(Saved data entries)
[BEGIN]

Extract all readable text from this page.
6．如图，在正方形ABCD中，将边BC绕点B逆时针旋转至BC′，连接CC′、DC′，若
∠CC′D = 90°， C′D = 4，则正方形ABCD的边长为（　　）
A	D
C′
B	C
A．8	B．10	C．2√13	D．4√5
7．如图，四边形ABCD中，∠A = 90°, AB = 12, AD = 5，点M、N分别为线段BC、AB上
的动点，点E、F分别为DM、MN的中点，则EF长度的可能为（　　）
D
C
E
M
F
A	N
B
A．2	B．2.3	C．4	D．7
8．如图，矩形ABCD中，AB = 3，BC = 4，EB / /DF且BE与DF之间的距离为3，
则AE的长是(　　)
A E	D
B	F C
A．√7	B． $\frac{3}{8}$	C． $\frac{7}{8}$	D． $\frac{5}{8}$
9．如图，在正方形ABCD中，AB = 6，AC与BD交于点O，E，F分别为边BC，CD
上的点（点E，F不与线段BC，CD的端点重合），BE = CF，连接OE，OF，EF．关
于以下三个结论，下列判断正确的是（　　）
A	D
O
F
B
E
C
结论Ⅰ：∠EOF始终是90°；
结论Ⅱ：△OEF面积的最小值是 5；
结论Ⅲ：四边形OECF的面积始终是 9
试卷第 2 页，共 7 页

[END]

INSTRUCTION. Retype every entry word for word.

ANSWER TO THIS PROBLEM.
Extract all readable text from this page.
6．如图，在正方形ABCD中，将边BC绕点B逆时针旋转至BC′，连接CC′、DC′，若
∠CC′D = 90°， C′D = 4，则正方形ABCD的边长为（　　）
A	D
C′
B	C
A．8	B．10	C．2√13	D．4√5
7．如图，四边形ABCD中，∠A = 90°, AB = 12, AD = 5，点M、N分别为线段BC、AB上
的动点，点E、F分别为DM、MN的中点，则EF长度的可能为（　　）
D
C
E
M
F
A	N
B
A．2	B．2.3	C．4	D．7
8．如图，矩形ABCD中，AB = 3，BC = 4，EB / /DF且BE与DF之间的距离为3，
则AE的长是(　　)
A E	D
B	F C
A．√7	B． $\frac{3}{8}$	C． $\frac{7}{8}$	D． $\frac{5}{8}$
9．如图，在正方形ABCD中，AB = 6，AC与BD交于点O，E，F分别为边BC，CD
上的点（点E，F不与线段BC，CD的端点重合），BE = CF，连接OE，OF，EF．关
于以下三个结论，下列判断正确的是（　　）
A	D
O
F
B
E
C
结论Ⅰ：∠EOF始终是90°；
结论Ⅱ：△OEF面积的最小值是 5；
结论Ⅲ：四边形OECF的面积始终是 9
试卷第 2 页，共 7 页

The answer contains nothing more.